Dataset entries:
↓↓↓

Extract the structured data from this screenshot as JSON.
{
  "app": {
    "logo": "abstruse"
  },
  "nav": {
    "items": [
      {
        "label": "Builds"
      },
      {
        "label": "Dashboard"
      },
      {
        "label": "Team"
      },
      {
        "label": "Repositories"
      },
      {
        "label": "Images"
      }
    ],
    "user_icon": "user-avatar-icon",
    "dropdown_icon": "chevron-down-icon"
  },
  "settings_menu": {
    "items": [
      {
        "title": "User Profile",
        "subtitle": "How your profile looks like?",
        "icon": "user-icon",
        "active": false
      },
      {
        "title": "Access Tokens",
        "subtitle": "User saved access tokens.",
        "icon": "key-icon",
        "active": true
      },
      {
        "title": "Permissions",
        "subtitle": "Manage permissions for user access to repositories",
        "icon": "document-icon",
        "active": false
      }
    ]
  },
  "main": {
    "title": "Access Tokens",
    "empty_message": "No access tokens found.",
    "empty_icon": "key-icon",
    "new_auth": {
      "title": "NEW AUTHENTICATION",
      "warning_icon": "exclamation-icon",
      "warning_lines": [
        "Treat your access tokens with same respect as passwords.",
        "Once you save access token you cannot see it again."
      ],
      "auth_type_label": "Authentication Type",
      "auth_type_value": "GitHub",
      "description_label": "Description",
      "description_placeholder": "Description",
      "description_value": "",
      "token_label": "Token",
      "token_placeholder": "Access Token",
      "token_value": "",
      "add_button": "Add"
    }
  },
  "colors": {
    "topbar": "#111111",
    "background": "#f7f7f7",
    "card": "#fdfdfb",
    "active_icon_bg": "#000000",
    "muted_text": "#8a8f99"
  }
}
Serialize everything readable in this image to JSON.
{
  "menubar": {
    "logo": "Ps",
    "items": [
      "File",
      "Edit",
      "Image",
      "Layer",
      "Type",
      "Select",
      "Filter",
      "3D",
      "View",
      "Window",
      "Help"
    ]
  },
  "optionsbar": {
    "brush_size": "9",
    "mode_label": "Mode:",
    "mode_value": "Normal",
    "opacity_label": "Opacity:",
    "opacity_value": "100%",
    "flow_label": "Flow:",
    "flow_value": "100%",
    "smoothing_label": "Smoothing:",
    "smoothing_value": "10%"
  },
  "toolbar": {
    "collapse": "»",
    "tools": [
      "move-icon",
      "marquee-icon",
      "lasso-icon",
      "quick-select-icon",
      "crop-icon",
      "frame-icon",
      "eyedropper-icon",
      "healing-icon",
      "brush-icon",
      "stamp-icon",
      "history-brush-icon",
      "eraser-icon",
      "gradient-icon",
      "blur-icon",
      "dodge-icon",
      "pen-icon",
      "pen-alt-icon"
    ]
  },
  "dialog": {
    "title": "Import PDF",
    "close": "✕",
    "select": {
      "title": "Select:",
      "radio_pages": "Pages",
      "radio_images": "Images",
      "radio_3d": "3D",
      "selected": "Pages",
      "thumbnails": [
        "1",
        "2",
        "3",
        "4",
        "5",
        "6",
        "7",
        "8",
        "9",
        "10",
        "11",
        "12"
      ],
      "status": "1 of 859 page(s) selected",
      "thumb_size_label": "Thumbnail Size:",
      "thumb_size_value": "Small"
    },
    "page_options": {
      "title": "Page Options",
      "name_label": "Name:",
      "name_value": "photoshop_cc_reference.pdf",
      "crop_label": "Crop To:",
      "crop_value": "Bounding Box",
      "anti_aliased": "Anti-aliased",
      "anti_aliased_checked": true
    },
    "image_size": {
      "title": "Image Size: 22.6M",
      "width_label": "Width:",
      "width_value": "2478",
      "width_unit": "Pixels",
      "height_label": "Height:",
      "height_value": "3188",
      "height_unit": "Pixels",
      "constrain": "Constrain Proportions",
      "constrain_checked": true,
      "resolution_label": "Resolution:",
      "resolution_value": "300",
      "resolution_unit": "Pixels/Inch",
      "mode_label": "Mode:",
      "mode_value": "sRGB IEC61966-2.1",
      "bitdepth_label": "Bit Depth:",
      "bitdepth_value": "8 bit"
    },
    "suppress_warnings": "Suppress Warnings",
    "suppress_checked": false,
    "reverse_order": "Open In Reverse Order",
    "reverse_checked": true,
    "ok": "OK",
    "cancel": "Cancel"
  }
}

↑↑↑

- _Description of the task_
Write the listing out again, exactly as shown above.

- _Worked solution_
Extract the structured data from this screenshot as JSON.
{
  "app": {
    "logo": "abstruse"
  },
  "nav": {
    "items": [
      {
        "label": "Builds"
      },
      {
        "label": "Dashboard"
      },
      {
        "label": "Team"
      },
      {
        "label": "Repositories"
      },
      {
        "label": "Images"
      }
    ],
    "user_icon": "user-avatar-icon",
    "dropdown_icon": "chevron-down-icon"
  },
  "settings_menu": {
    "items": [
      {
        "title": "User Profile",
        "subtitle": "How your profile looks like?",
        "icon": "user-icon",
        "active": false
      },
      {
        "title": "Access Tokens",
        "subtitle": "User saved access tokens.",
        "icon": "key-icon",
        "active": true
      },
      {
        "title": "Permissions",
        "subtitle": "Manage permissions for user access to repositories",
        "icon": "document-icon",
        "active": false
      }
    ]
  },
  "main": {
    "title": "Access Tokens",
    "empty_message": "No access tokens found.",
    "empty_icon": "key-icon",
    "new_auth": {
      "title": "NEW AUTHENTICATION",
      "warning_icon": "exclamation-icon",
      "warning_lines": [
        "Treat your access tokens with same respect as passwords.",
        "Once you save access token you cannot see it again."
      ],
      "auth_type_label": "Authentication Type",
      "auth_type_value": "GitHub",
      "description_label": "Description",
      "description_placeholder": "Description",
      "description_value": "",
      "token_label": "Token",
      "token_placeholder": "Access Token",
      "token_value": "",
      "add_button": "Add"
    }
  },
  "colors": {
    "topbar": "#111111",
    "background": "#f7f7f7",
    "card": "#fdfdfb",
    "active_icon_bg": "#000000",
    "muted_text": "#8a8f99"
  }
}
Serialize everything readable in this image to JSON.
{
  "menubar": {
    "logo": "Ps",
    "items": [
      "File",
      "Edit",
      "Image",
      "Layer",
      "Type",
      "Select",
      "Filter",
      "3D",
      "View",
      "Window",
      "Help"
    ]
  },
  "optionsbar": {
    "brush_size": "9",
    "mode_label": "Mode:",
    "mode_value": "Normal",
    "opacity_label": "Opacity:",
    "opacity_value": "100%",
    "flow_label": "Flow:",
    "flow_value": "100%",
    "smoothing_label": "Smoothing:",
    "smoothing_value": "10%"
  },
  "toolbar": {
    "collapse": "»",
    "tools": [
      "move-icon",
      "marquee-icon",
      "lasso-icon",
      "quick-select-icon",
      "crop-icon",
      "frame-icon",
      "eyedropper-icon",
      "healing-icon",
      "brush-icon",
      "stamp-icon",
      "history-brush-icon",
      "eraser-icon",
      "gradient-icon",
      "blur-icon",
      "dodge-icon",
      "pen-icon",
      "pen-alt-icon"
    ]
  },
  "dialog": {
    "title": "Import PDF",
    "close": "✕",
    "select": {
      "title": "Select:",
      "radio_pages": "Pages",
      "radio_images": "Images",
      "radio_3d": "3D",
      "selected": "Pages",
      "thumbnails": [
        "1",
        "2",
        "3",
        "4",
        "5",
        "6",
        "7",
        "8",
        "9",
        "10",
        "11",
        "12"
      ],
      "status": "1 of 859 page(s) selected",
      "thumb_size_label": "Thumbnail Size:",
      "thumb_size_value": "Small"
    },
    "page_options": {
      "title": "Page Options",
      "name_label": "Name:",
      "name_value": "photoshop_cc_reference.pdf",
      "crop_label": "Crop To:",
      "crop_value": "Bounding Box",
      "anti_aliased": "Anti-aliased",
      "anti_aliased_checked": true
    },
    "image_size": {
      "title": "Image Size: 22.6M",
      "width_label": "Width:",
      "width_value": "2478",
      "width_unit": "Pixels",
      "height_label": "Height:",
      "height_value": "3188",
      "height_unit": "Pixels",
      "constrain": "Constrain Proportions",
      "constrain_checked": true,
      "resolution_label": "Resolution:",
      "resolution_value": "300",
      "resolution_unit": "Pixels/Inch",
      "mode_label": "Mode:",
      "mode_value": "sRGB IEC61966-2.1",
      "bitdepth_label": "Bit Depth:",
      "bitdepth_value": "8 bit"
    },
    "suppress_warnings": "Suppress Warnings",
    "suppress_checked": false,
    "reverse_order": "Open In Reverse Order",
    "reverse_checked": true,
    "ok": "OK",
    "cancel": "Cancel"
  }
}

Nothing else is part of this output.